▶ **Stated problem**
Print out each entry below exactly, please.

▶ **Record excerpts**
════

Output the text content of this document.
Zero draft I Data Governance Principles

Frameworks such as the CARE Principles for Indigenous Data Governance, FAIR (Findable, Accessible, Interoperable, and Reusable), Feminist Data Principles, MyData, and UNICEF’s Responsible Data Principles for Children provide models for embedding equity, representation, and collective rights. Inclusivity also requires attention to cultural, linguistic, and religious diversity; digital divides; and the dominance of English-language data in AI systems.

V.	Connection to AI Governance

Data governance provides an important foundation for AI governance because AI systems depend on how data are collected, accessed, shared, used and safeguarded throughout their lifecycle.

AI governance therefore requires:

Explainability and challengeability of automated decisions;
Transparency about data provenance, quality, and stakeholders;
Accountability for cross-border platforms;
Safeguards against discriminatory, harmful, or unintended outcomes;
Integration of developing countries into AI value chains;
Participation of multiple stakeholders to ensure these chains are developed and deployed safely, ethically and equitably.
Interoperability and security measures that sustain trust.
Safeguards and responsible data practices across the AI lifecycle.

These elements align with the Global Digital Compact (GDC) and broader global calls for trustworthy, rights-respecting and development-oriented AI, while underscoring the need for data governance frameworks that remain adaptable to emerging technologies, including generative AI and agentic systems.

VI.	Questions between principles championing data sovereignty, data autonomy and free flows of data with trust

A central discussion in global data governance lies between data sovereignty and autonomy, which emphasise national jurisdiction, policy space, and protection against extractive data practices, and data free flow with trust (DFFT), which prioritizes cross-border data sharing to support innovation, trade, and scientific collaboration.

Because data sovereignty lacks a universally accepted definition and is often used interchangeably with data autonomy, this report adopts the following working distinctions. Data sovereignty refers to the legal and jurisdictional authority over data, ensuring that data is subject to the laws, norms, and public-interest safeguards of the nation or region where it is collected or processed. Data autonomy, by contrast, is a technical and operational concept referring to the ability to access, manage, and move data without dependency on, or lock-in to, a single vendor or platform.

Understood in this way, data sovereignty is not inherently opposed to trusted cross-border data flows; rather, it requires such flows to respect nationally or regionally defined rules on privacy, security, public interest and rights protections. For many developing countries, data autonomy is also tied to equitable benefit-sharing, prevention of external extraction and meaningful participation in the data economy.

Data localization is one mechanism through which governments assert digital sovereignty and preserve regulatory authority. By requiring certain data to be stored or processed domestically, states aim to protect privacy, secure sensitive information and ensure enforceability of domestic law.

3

════

▶ **Solved problem**
Output the text content of this document.
Zero draft I Data Governance Principles

Frameworks such as the CARE Principles for Indigenous Data Governance, FAIR (Findable, Accessible, Interoperable, and Reusable), Feminist Data Principles, MyData, and UNICEF’s Responsible Data Principles for Children provide models for embedding equity, representation, and collective rights. Inclusivity also requires attention to cultural, linguistic, and religious diversity; digital divides; and the dominance of English-language data in AI systems.

V.	Connection to AI Governance

Data governance provides an important foundation for AI governance because AI systems depend on how data are collected, accessed, shared, used and safeguarded throughout their lifecycle.

AI governance therefore requires:

Explainability and challengeability of automated decisions;
Transparency about data provenance, quality, and stakeholders;
Accountability for cross-border platforms;
Safeguards against discriminatory, harmful, or unintended outcomes;
Integration of developing countries into AI value chains;
Participation of multiple stakeholders to ensure these chains are developed and deployed safely, ethically and equitably.
Interoperability and security measures that sustain trust.
Safeguards and responsible data practices across the AI lifecycle.

These elements align with the Global Digital Compact (GDC) and broader global calls for trustworthy, rights-respecting and development-oriented AI, while underscoring the need for data governance frameworks that remain adaptable to emerging technologies, including generative AI and agentic systems.

VI.	Questions between principles championing data sovereignty, data autonomy and free flows of data with trust

A central discussion in global data governance lies between data sovereignty and autonomy, which emphasise national jurisdiction, policy space, and protection against extractive data practices, and data free flow with trust (DFFT), which prioritizes cross-border data sharing to support innovation, trade, and scientific collaboration.

Because data sovereignty lacks a universally accepted definition and is often used interchangeably with data autonomy, this report adopts the following working distinctions. Data sovereignty refers to the legal and jurisdictional authority over data, ensuring that data is subject to the laws, norms, and public-interest safeguards of the nation or region where it is collected or processed. Data autonomy, by contrast, is a technical and operational concept referring to the ability to access, manage, and move data without dependency on, or lock-in to, a single vendor or platform.

Understood in this way, data sovereignty is not inherently opposed to trusted cross-border data flows; rather, it requires such flows to respect nationally or regionally defined rules on privacy, security, public interest and rights protections. For many developing countries, data autonomy is also tied to equitable benefit-sharing, prevention of external extraction and meaningful participation in the data economy.

Data localization is one mechanism through which governments assert digital sovereignty and preserve regulatory authority. By requiring certain data to be stored or processed domestically, states aim to protect privacy, secure sensitive information and ensure enforceability of domestic law.

3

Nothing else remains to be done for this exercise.